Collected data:
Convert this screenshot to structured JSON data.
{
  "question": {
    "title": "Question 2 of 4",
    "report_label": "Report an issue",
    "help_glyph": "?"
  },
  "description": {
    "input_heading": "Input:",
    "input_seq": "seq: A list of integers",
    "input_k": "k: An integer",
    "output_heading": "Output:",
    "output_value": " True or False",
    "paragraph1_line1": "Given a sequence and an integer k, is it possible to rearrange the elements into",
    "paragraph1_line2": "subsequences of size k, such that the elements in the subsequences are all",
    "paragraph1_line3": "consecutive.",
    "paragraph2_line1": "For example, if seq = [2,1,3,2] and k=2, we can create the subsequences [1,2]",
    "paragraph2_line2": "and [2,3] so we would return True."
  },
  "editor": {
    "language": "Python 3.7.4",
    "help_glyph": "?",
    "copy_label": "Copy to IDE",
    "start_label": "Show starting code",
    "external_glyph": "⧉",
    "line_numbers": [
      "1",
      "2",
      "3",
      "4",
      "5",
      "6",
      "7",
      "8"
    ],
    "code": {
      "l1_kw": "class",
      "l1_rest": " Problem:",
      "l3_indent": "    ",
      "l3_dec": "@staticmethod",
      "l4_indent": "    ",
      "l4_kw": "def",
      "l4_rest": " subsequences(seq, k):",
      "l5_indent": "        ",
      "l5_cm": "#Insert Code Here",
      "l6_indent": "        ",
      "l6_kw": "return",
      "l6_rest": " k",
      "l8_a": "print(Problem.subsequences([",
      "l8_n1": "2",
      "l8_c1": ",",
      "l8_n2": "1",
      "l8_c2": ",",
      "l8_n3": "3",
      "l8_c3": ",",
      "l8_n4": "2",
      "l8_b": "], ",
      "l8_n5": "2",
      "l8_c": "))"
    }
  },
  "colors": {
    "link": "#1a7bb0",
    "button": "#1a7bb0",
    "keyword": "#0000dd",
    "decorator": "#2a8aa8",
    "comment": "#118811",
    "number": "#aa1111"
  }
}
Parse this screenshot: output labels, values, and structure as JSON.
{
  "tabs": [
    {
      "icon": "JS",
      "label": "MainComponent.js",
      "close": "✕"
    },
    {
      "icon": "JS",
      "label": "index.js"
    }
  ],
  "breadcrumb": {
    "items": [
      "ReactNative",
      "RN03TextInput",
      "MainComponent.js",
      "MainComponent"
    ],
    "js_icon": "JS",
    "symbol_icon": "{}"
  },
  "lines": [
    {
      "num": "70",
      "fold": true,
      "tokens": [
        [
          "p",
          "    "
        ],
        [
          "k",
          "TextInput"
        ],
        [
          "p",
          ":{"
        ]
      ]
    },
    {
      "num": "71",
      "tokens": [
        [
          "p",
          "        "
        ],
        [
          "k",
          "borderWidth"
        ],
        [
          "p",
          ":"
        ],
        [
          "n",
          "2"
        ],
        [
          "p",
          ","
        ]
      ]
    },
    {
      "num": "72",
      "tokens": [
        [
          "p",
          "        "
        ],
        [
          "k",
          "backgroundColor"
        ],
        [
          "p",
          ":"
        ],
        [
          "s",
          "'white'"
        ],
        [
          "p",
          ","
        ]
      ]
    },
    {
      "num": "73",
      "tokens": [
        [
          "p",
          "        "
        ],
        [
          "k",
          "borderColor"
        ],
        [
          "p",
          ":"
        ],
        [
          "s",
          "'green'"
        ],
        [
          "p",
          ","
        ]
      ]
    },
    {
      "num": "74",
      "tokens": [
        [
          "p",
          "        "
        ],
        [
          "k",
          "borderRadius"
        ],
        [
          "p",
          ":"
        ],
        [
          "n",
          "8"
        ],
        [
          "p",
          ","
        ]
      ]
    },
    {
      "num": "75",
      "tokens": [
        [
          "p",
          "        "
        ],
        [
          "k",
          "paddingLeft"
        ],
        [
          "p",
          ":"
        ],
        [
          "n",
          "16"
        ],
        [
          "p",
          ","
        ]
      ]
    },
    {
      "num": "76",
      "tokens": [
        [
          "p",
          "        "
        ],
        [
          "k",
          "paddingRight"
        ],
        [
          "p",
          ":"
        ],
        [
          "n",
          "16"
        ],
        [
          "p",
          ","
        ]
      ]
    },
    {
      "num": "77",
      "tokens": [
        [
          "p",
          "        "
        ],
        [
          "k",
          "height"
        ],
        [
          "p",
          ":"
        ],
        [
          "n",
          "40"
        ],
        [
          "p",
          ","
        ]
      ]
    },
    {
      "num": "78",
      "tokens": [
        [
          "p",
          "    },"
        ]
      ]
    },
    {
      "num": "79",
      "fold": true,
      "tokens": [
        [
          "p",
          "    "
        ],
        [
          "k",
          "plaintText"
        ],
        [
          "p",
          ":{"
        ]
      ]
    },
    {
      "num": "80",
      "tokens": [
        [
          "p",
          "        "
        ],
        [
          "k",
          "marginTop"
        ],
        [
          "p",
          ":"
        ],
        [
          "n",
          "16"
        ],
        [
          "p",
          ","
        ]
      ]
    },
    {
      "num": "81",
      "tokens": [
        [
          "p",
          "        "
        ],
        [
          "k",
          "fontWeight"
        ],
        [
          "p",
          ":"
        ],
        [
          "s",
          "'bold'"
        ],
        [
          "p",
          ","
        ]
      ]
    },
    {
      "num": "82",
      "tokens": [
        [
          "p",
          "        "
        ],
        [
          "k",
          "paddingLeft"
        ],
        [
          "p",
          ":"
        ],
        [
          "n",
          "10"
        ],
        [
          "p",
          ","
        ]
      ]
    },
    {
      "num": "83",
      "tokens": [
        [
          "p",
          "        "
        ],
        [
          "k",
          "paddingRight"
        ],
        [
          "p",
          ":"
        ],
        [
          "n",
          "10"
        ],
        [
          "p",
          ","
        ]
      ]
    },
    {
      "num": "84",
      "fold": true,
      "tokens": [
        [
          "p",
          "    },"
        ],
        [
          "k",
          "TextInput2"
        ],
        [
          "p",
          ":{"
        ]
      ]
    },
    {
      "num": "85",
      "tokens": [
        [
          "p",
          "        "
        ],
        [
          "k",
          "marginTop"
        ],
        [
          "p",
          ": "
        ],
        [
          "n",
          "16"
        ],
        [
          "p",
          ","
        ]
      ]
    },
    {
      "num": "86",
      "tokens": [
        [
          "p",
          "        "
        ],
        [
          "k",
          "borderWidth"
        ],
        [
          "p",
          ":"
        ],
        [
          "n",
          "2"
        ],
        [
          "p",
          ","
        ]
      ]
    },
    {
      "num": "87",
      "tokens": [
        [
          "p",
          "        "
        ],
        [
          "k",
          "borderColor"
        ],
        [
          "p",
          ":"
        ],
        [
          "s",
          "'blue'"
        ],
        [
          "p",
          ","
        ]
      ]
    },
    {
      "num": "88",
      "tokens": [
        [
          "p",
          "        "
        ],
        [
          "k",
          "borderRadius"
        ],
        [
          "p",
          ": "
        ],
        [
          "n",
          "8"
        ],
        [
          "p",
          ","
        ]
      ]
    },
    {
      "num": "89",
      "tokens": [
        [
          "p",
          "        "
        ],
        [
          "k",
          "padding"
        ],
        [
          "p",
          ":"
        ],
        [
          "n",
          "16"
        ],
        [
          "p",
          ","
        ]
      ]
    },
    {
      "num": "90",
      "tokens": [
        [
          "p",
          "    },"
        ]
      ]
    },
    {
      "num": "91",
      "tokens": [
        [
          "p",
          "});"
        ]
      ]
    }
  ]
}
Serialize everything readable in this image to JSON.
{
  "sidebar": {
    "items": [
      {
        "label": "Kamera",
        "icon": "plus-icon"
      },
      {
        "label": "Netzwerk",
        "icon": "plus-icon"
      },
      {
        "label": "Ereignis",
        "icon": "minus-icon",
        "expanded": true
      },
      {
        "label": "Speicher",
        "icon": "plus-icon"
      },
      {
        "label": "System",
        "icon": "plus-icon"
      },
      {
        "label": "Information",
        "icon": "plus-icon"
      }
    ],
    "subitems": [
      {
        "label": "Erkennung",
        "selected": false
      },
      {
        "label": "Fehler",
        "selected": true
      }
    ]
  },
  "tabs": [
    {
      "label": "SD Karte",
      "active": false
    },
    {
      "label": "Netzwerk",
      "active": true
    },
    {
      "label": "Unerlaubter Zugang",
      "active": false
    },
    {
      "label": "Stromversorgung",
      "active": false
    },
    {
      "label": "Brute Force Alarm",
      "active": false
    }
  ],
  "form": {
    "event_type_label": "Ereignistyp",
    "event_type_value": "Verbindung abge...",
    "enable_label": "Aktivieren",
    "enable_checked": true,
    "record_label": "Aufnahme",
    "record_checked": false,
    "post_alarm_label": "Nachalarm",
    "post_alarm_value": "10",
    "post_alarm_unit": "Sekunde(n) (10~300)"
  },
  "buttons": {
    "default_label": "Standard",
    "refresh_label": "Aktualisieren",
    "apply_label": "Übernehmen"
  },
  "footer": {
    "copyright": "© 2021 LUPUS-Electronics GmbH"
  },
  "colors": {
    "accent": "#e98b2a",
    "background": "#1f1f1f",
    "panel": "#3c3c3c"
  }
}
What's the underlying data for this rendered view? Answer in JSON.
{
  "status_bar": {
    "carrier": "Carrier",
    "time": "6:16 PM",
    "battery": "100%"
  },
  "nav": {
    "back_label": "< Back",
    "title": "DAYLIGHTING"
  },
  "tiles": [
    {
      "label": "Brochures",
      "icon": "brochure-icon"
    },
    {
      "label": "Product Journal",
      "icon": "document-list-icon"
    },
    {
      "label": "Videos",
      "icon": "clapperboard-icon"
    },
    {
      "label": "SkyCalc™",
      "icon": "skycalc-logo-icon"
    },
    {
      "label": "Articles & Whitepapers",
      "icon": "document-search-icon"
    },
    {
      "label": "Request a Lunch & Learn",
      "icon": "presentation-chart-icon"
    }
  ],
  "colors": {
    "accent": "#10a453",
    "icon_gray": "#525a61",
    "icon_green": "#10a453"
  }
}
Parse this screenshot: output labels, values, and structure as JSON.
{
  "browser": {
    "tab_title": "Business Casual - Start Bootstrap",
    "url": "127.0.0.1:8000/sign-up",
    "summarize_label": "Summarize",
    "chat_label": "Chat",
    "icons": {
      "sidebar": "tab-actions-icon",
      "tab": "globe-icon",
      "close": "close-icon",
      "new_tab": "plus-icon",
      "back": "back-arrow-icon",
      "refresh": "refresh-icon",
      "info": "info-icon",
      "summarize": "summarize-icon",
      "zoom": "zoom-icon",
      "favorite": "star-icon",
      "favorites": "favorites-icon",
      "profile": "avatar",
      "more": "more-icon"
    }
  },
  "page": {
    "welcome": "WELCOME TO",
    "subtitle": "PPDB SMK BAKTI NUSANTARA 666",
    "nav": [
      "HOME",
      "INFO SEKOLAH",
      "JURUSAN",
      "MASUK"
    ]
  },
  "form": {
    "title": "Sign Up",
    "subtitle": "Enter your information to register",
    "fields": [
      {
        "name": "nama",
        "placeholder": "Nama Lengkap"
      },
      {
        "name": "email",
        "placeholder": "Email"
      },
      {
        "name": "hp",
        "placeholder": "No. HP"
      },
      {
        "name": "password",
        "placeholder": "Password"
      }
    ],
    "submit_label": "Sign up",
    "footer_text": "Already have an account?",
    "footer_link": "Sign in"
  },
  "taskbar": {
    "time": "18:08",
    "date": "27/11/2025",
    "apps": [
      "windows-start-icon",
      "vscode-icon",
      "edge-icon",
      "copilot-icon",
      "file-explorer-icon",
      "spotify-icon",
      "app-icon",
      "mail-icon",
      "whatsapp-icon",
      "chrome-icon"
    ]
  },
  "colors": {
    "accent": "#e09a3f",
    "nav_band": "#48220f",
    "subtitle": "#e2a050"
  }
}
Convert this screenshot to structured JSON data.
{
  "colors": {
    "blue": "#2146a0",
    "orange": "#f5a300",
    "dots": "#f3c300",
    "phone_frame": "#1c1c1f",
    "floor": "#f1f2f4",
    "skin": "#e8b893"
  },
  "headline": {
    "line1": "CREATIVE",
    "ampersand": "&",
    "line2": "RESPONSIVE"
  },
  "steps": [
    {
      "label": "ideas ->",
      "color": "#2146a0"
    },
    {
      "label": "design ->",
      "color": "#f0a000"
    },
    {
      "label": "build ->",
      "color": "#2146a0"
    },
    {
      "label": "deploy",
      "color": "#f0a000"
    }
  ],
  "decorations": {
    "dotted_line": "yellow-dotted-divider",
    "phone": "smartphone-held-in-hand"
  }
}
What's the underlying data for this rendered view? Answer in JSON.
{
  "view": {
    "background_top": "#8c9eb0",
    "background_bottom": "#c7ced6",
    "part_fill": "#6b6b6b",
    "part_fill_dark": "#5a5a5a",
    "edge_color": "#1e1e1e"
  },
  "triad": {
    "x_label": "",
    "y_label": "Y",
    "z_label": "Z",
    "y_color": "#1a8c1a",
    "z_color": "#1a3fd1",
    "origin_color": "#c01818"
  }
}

AIM OF THE TASK: Copy down every line of the material above that includes the string "list".

OUTPUT OF THE EXERCISE:
    "input_seq": "seq: A list of integers",
      "icon": "document-list-icon"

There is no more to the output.